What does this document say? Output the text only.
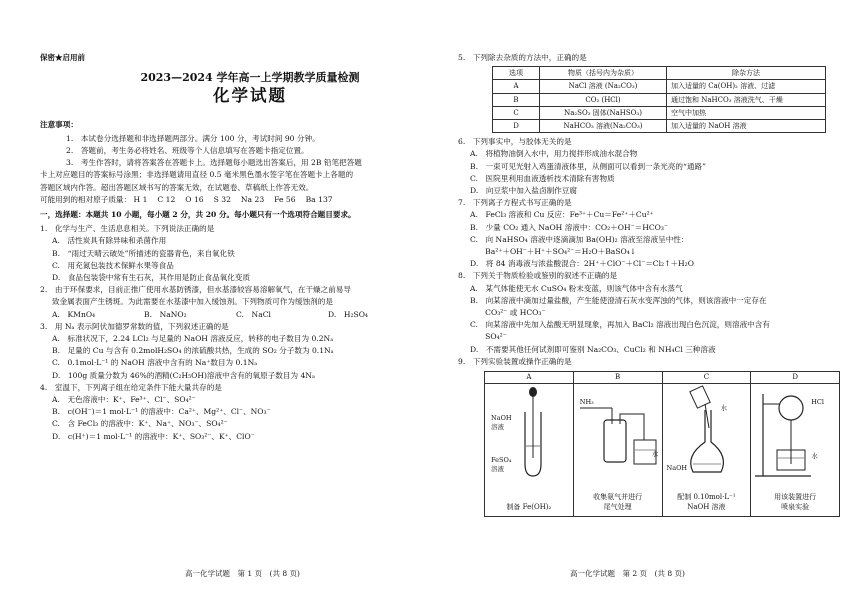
保密★启用前
2023—2024 学年高一上学期教学质量检测
化学试题
注意事项：

1.　本试卷分选择题和非选择题两部分。满分 100 分，考试时间 90 分钟。

2.　答题前，考生务必将姓名、班级等个人信息填写在答题卡指定位置。

3.　考生作答时，请将答案答在答题卡上。选择题每小题选出答案后，用 2B 铅笔把答题

卡上对应题目的答案标号涂黑；非选择题请用直径 0.5 毫米黑色墨水签字笔在答题卡上各题的

答题区域内作答。超出答题区域书写的答案无效，在试题卷、草稿纸上作答无效。

可能用到的相对原子质量： H 1　 C 12　 O 16　 S 32　 Na 23　 Fe 56　 Ba 137

一，选择题：本题共 10 小题，每小题 2 分，共 20 分。每小题只有一个选项符合题目要求。

1.　化学与生产、生活息息相关。下列说法正确的是

A.　活性炭具有除异味和杀菌作用

B.　“雨过天晴云破处”所描述的瓷器青色，来自氧化铁

C.　用充氮包装技术保鲜水果等食品

D.　食品包装袋中常有生石灰，其作用是防止食品氧化变质

2.　由于环保要求，目前正推广使用水基防锈漆，但水基漆较容易溶解氧气，在干燥之前易导

致金属表面产生锈斑。为此需要在水基漆中加入缓蚀剂。下列物质可作为缓蚀剂的是

A.　KMnO₄	B.　NaNO₂	C.　NaCl	D.　H₂SO₄

3.　用 Nₐ 表示阿伏加德罗常数的值，下列叙述正确的是

A.　标准状况下，2.24 LCl₂ 与足量的 NaOH 溶液反应，转移的电子数目为 0.2Nₐ

B.　足量的 Cu 与含有 0.2molH₂SO₄ 的浓硫酸共热，生成的 SO₂ 分子数为 0.1Nₐ

C.　0.1mol·L⁻¹ 的 NaOH 溶液中含有的 Na⁺数目为 0.1Nₐ

D.　100g 质量分数为 46%的酒精(C₂H₅OH)溶液中含有的氧原子数目为 4Nₐ

4.　室温下，下列离子组在给定条件下能大量共存的是

A.　无色溶液中：K⁺、Fe³⁺、Cl⁻、SO₄²⁻

B.　c(OH⁻)＝1 mol·L⁻¹ 的溶液中：Ca²⁺、Mg²⁺、Cl⁻、NO₃⁻

C.　含 FeCl₃ 的溶液中：K⁺、Na⁺、NO₃⁻、SO₄²⁻

D.　c(H⁺)＝1 mol·L⁻¹ 的溶液中：K⁺、SO₃²⁻、K⁺、ClO⁻

高一化学试题　第 1 页　(共 8 页)

5.　下列除去杂质的方法中，正确的是

选项	物质（括号内为杂质）	除杂方法
A	NaCl 溶液 (Na₂CO₃)	加入适量的 Ca(OH)₂ 溶液、过滤
B	CO₂ (HCl)	通过饱和 NaHCO₃ 溶液洗气、干燥
C	Na₂SO₃ 固体(NaHSO₃)	空气中加热
D	NaHCO₃ 溶液(Na₂CO₃)	加入适量的 NaOH 溶液

6.　下列事实中，与胶体无关的是

A.　将植物油倒入水中，用力搅拌形成油水混合物

B.　一束可见光射入鸡蛋清液体里，从侧面可以看到一条光亮的“通路”

C.　医院里利用血液透析技术清除有害物质

D.　向豆浆中加入盐卤制作豆腐

7.　下列离子方程式书写正确的是

A.　FeCl₃ 溶液和 Cu 反应：Fe³⁺＋Cu＝Fe²⁺＋Cu²⁺

B.　少量 CO₂ 通入 NaOH 溶液中：CO₂＋OH⁻＝HCO₃⁻

C.　向 NaHSO₄ 溶液中逐滴滴加 Ba(OH)₂ 溶液至溶液呈中性：

　　Ba²⁺＋OH⁻＋H⁺＋SO₄²⁻＝H₂O＋BaSO₄↓

D.　将 84 消毒液与浓盐酸混合：2H⁺＋ClO⁻＋Cl⁻＝Cl₂↑＋H₂O

8.　下列关于物质检验或鉴别的叙述不正确的是

A.　某气体能使无水 CuSO₄ 粉末变蓝，则该气体中含有水蒸气

B.　向某溶液中滴加过量盐酸，产生能使澄清石灰水变浑浊的气体，则该溶液中一定存在

　　CO₃²⁻ 或 HCO₃⁻

C.　向某溶液中先加入盐酸无明显现象，再加入 BaCl₂ 溶液出现白色沉淀，则溶液中含有

　　SO₄²⁻

D.　不需要其他任何试剂即可鉴别 Na₂CO₃、CuCl₂ 和 NH₄Cl 三种溶液

9.　下列实验装置或操作正确的是

A
NaOH
溶液
FeSO₄
溶液
制备 Fe(OH)₂
B
NH₃
水
收集氨气并进行
尾气处理
C
水
NaOH
配制 0.10mol·L⁻¹
NaOH 溶液
D
HCl
水
用该装置进行
喷泉实验
高一化学试题　第 2 页　(共 8 页)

^^^^

The material above must be printed exactly, with its pictures left out.

RESULT OF THE EXERCISE -
What does this document say? Output the text only.
保密★启用前
2023—2024 学年高一上学期教学质量检测
化学试题
注意事项：

1.　本试卷分选择题和非选择题两部分。满分 100 分，考试时间 90 分钟。

2.　答题前，考生务必将姓名、班级等个人信息填写在答题卡指定位置。

3.　考生作答时，请将答案答在答题卡上。选择题每小题选出答案后，用 2B 铅笔把答题

卡上对应题目的答案标号涂黑；非选择题请用直径 0.5 毫米黑色墨水签字笔在答题卡上各题的

答题区域内作答。超出答题区域书写的答案无效，在试题卷、草稿纸上作答无效。

可能用到的相对原子质量： H 1　 C 12　 O 16　 S 32　 Na 23　 Fe 56　 Ba 137

一，选择题：本题共 10 小题，每小题 2 分，共 20 分。每小题只有一个选项符合题目要求。

1.　化学与生产、生活息息相关。下列说法正确的是

A.　活性炭具有除异味和杀菌作用

B.　“雨过天晴云破处”所描述的瓷器青色，来自氧化铁

C.　用充氮包装技术保鲜水果等食品

D.　食品包装袋中常有生石灰，其作用是防止食品氧化变质

2.　由于环保要求，目前正推广使用水基防锈漆，但水基漆较容易溶解氧气，在干燥之前易导

致金属表面产生锈斑。为此需要在水基漆中加入缓蚀剂。下列物质可作为缓蚀剂的是

A.　KMnO₄	B.　NaNO₂	C.　NaCl	D.　H₂SO₄

3.　用 Nₐ 表示阿伏加德罗常数的值，下列叙述正确的是

A.　标准状况下，2.24 LCl₂ 与足量的 NaOH 溶液反应，转移的电子数目为 0.2Nₐ

B.　足量的 Cu 与含有 0.2molH₂SO₄ 的浓硫酸共热，生成的 SO₂ 分子数为 0.1Nₐ

C.　0.1mol·L⁻¹ 的 NaOH 溶液中含有的 Na⁺数目为 0.1Nₐ

D.　100g 质量分数为 46%的酒精(C₂H₅OH)溶液中含有的氧原子数目为 4Nₐ

4.　室温下，下列离子组在给定条件下能大量共存的是

A.　无色溶液中：K⁺、Fe³⁺、Cl⁻、SO₄²⁻

B.　c(OH⁻)＝1 mol·L⁻¹ 的溶液中：Ca²⁺、Mg²⁺、Cl⁻、NO₃⁻

C.　含 FeCl₃ 的溶液中：K⁺、Na⁺、NO₃⁻、SO₄²⁻

D.　c(H⁺)＝1 mol·L⁻¹ 的溶液中：K⁺、SO₃²⁻、K⁺、ClO⁻

高一化学试题　第 1 页　(共 8 页)

5.　下列除去杂质的方法中，正确的是

选项	物质（括号内为杂质）	除杂方法
A	NaCl 溶液 (Na₂CO₃)	加入适量的 Ca(OH)₂ 溶液、过滤
B	CO₂ (HCl)	通过饱和 NaHCO₃ 溶液洗气、干燥
C	Na₂SO₃ 固体(NaHSO₃)	空气中加热
D	NaHCO₃ 溶液(Na₂CO₃)	加入适量的 NaOH 溶液

6.　下列事实中，与胶体无关的是

A.　将植物油倒入水中，用力搅拌形成油水混合物

B.　一束可见光射入鸡蛋清液体里，从侧面可以看到一条光亮的“通路”

C.　医院里利用血液透析技术清除有害物质

D.　向豆浆中加入盐卤制作豆腐

7.　下列离子方程式书写正确的是

A.　FeCl₃ 溶液和 Cu 反应：Fe³⁺＋Cu＝Fe²⁺＋Cu²⁺

B.　少量 CO₂ 通入 NaOH 溶液中：CO₂＋OH⁻＝HCO₃⁻

C.　向 NaHSO₄ 溶液中逐滴滴加 Ba(OH)₂ 溶液至溶液呈中性：

　　Ba²⁺＋OH⁻＋H⁺＋SO₄²⁻＝H₂O＋BaSO₄↓

D.　将 84 消毒液与浓盐酸混合：2H⁺＋ClO⁻＋Cl⁻＝Cl₂↑＋H₂O

8.　下列关于物质检验或鉴别的叙述不正确的是

A.　某气体能使无水 CuSO₄ 粉末变蓝，则该气体中含有水蒸气

B.　向某溶液中滴加过量盐酸，产生能使澄清石灰水变浑浊的气体，则该溶液中一定存在

　　CO₃²⁻ 或 HCO₃⁻

C.　向某溶液中先加入盐酸无明显现象，再加入 BaCl₂ 溶液出现白色沉淀，则溶液中含有

　　SO₄²⁻

D.　不需要其他任何试剂即可鉴别 Na₂CO₃、CuCl₂ 和 NH₄Cl 三种溶液

9.　下列实验装置或操作正确的是

A
NaOH
溶液
FeSO₄
溶液
制备 Fe(OH)₂
B
NH₃
水
收集氨气并进行
尾气处理
C
水
NaOH
配制 0.10mol·L⁻¹
NaOH 溶液
D
HCl
水
用该装置进行
喷泉实验
高一化学试题　第 2 页　(共 8 页)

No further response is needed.